- _YANG HARUS DIKERJAKAN_
a) Dalam cuplikan percakapan forum tentang berdebat, kalimat berbahasa Inggris apa yang dikutip?
b) Salin dengan tepat bagian percakapan forum tentang berdebat, mulai dari "Kutip dari: utusan langit pada April 06, 2009, 05:56:52" sampai dengan "debatnya ada gunanya!".
c) Tuliskan kelanjutan percakapan forum tentang berdebat dan berdiskusi, dimulai setelah kalimat terakhir yang ditampilkan.

- _CUPLIKAN PILIHAN_

-------

Kutip dari: utusan langit pada April 06, 2009, 05:56:52 PM
so untuk apa selama ini kita berdebat? kalau basicnya sudah beda,.
Kutip dari: utusan langit pada April 07, 2009, 02:41:24 PM
kalau saya berdebat untuk menyamakan pendapat, agar debatnya ada gunanya!

pertama anda ungkapkan dasar/basic berdebat...kemudian anda berbicara mengenai tujuan berdebat...ini dua hal yg berbeda mas!!

kok plin plan bangets seh ???

biobio

@ UL dan Pr@m:

Berdebat dan berdiskusi nampaknya amat berbeda. Misalkan A membawa pendapat biru dan si B membawa pendapat kuning,. Jika berdebat, hasil akhirnya, salah satu dari A dan B akan kalah dan terpaksa menerima konkulusinya: kuning atau biru! Namun, dalam diskusi, bisa saja hasilnya kuniing,k biru,atau hijau,,,begitulah kira2,,,
"The pen is mightier than the sword"

superstring39

"metode sains (ilmu) tidak dirancang untuk mencari kebenaran di luar rasional dan empirik"

utusan langit

Kutip dari: pr@m pada April 08, 2009, 07:31:49 AM
kok plin plan bangets seh ???

-------

- _DATA_

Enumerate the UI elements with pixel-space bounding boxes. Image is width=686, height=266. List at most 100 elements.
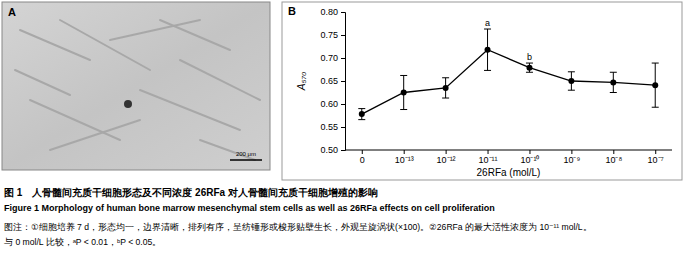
y-axis-title: A₅₇₀: [296, 72, 307, 91]
x-tick: 10⁻⁸: [605, 150, 622, 165]
data-point: [610, 79, 616, 85]
y-tick-mark: [341, 104, 345, 105]
error-bar-cap: [610, 72, 617, 73]
error-bar-cap: [484, 70, 491, 71]
error-bar: [652, 63, 659, 107]
x-tick-mark: [613, 150, 614, 154]
error-bar-cap: [652, 107, 659, 108]
x-tick: 10⁻¹⁰: [520, 150, 539, 165]
error-bar-cap: [568, 71, 575, 72]
x-tick-label: 10⁻¹¹: [479, 155, 498, 165]
error-bar-cap: [652, 63, 659, 64]
y-tick-mark: [341, 58, 345, 59]
y-tick-mark: [341, 35, 345, 36]
data-point: [401, 90, 407, 96]
x-tick-mark: [655, 150, 656, 154]
cell-texture: [180, 60, 260, 100]
y-axis: 0.50 0.55 0.60 0.65 0.70 0.75 0.80: [320, 7, 345, 155]
x-tick-label: 0: [360, 155, 365, 165]
x-tick: 10⁻⁷: [648, 150, 664, 165]
y-axis-line: [341, 13, 346, 151]
y-tick-mark: [341, 12, 345, 13]
x-tick: 10⁻¹²: [437, 150, 456, 165]
cell-texture: [160, 20, 230, 50]
significance-mark: a: [485, 18, 490, 28]
y-tick-label: 0.50: [320, 145, 338, 155]
y-tick-label: 0.80: [320, 7, 338, 17]
x-tick-mark: [404, 150, 405, 154]
x-axis: 0 10⁻¹³ 10⁻¹² 10⁻¹¹ 10⁻¹⁰ 10⁻⁹ 10⁻⁸ 10⁻⁷: [345, 150, 672, 165]
x-tick-mark: [362, 150, 363, 154]
data-point: [359, 111, 365, 117]
caption-line: 与 0 mol/L 比较，ᵃP < 0.01，ᵇP < 0.05。: [4, 237, 161, 247]
error-bar-cap: [568, 90, 575, 91]
x-tick: 0: [360, 150, 365, 165]
cell-texture: [15, 70, 70, 95]
data-line: [362, 50, 655, 114]
error-bar-cap: [442, 98, 449, 99]
y-tick-label: 0.60: [320, 99, 338, 109]
y-tick-mark: [341, 81, 345, 82]
cell-texture: [30, 100, 120, 140]
error-bar-cap: [526, 72, 533, 73]
error-bar-cap: [484, 29, 491, 30]
cell-texture: [140, 90, 240, 130]
plot-area: [358, 29, 658, 120]
y-tick-mark: [341, 127, 345, 128]
y-tick: 0.55: [320, 122, 345, 132]
x-tick-label: 10⁻¹⁰: [520, 155, 539, 165]
y-tick: 0.60: [320, 99, 345, 109]
panel-label: A: [8, 6, 16, 18]
x-tick: 10⁻¹³: [395, 150, 414, 165]
error-bar-cap: [358, 119, 365, 120]
x-tick-mark: [446, 150, 447, 154]
y-tick-label: 0.70: [320, 53, 338, 63]
x-tick-mark: [529, 150, 530, 154]
cell-texture: [110, 20, 200, 40]
error-bar: [610, 72, 617, 92]
error-bar: [568, 72, 575, 90]
x-tick-label: 10⁻⁷: [648, 155, 664, 165]
y-tick-label: 0.55: [320, 122, 338, 132]
y-tick: 0.65: [320, 76, 345, 86]
cell-texture: [124, 100, 132, 108]
micrograph: [2, 2, 270, 170]
error-bar: [358, 109, 365, 120]
x-tick: 10⁻¹¹: [479, 150, 498, 165]
cell-texture: [50, 120, 140, 150]
x-axis-title: 26RFa (mol/L): [477, 167, 541, 178]
cell-texture: [200, 140, 255, 160]
error-bar-cap: [400, 109, 407, 110]
scale-bar-label: 200 μm: [236, 151, 256, 157]
x-tick: 10⁻⁹: [563, 150, 580, 165]
caption-line: 图注：①细胞培养 7 d，形态均一，边界清晰，排列有序，呈纺锤形或梭形贴壁生长，…: [4, 222, 592, 232]
error-bar: [526, 63, 533, 72]
x-tick-label: 10⁻¹²: [437, 155, 456, 165]
y-tick-label: 0.65: [320, 76, 338, 86]
y-tick-label: 0.75: [320, 30, 338, 40]
x-tick-label: 10⁻⁹: [563, 155, 580, 165]
y-tick: 0.80: [320, 7, 345, 17]
x-axis-line: [345, 150, 672, 151]
cell-texture: [20, 30, 90, 60]
error-bar-cap: [400, 75, 407, 76]
cell-texture: [60, 20, 150, 70]
error-bar: [484, 29, 491, 70]
y-tick: 0.75: [320, 30, 345, 40]
data-point: [443, 85, 449, 91]
significance-mark: b: [527, 52, 532, 62]
error-bar-cap: [358, 108, 365, 109]
caption-line: 图 1 人骨髓间充质干细胞形态及不同浓度 26RFa 对人骨髓间充质干细胞增殖的…: [4, 187, 378, 198]
scale-bar: [230, 159, 262, 161]
x-tick-mark: [488, 150, 489, 154]
x-tick-label: 10⁻⁸: [605, 155, 622, 165]
data-point: [526, 65, 532, 71]
panel-b: B0.500.550.600.650.700.750.80010⁻¹³10⁻¹²…: [282, 2, 682, 180]
error-bar-cap: [526, 63, 533, 64]
data-point: [568, 78, 574, 84]
data-point: [652, 82, 658, 88]
x-tick-label: 10⁻¹³: [395, 155, 414, 165]
error-bar-cap: [610, 92, 617, 93]
panel-a: A 200 μm: [2, 2, 270, 170]
y-tick-mark: [341, 150, 345, 151]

-------

- _HASIL PER TUGAS_
a) "The pen is mightier than the sword"

b)
Kutip dari: utusan langit pada April 06, 2009, 05:56:52 PM
so untuk apa selama ini kita berdebat? kalau basicnya sudah beda,.
Kutip dari: utusan langit pada April 07, 2009, 02:41:24 PM
kalau saya berdebat untuk menyamakan pendapat, agar debatnya ada gunanya!

c)
atau anda tidak bisa menghubungkan?

udah-udah mas Pr@m, saya minta maaf, bila debat (atau apalah) ini kesannya ngalor ngidul ,...! hehehehe,... peace!

kembali lagi ke topic awal!
harusnya di kasih poling ni, ini kan menanyakan pendapat pribadi ya?

Pi-One

Kutip dari: superstring39 pada April 08, 2009, 03:21:22 PM
"metode sains (ilmu) tidak dirancang untuk mencari kebenaran di luar rasional dan empirik"
Di sisi lain,sains tidak mengenal dogmatisme, karena Sains tidak mengenal hal yang mutlak...

superstring39

memang sains berbeda dengan Agama. sains adalah ilmu yang relatif sedangkan agama adalah mutlak. sains hanya bekerja pada sebagian aspek yakni rasional dan empirisme. jadi yang dikatakn kebenaran secara ilmiah adalah benar berdasarkan rasional dan empirisme, secara epistemologi dicari dengan metode ilmiah, di luar itu dikatakan tidak ilmiah. Jadi kebenaran ilmiah itu semakin sempit saja cakupan benarnya bukan?, sudah terbatas pada yang rasional-rasional saja, kemudian ditambah dengan terbatas pada yang empirik-empirik saja. Jadi bagaimana dengan hal-hal diluar rasional-empirik? apakah berarti tidak ada atau tidak benar? apakah kebenaran hanya kebenaran ilmiah saja? saya tambahkan bahwa sains adalah relatif sedangkan agama adalah mutlak. jadi ayat-ayat kitab suci akan tetap benar walaupun tanpa ada penjelasan ilmiahnya.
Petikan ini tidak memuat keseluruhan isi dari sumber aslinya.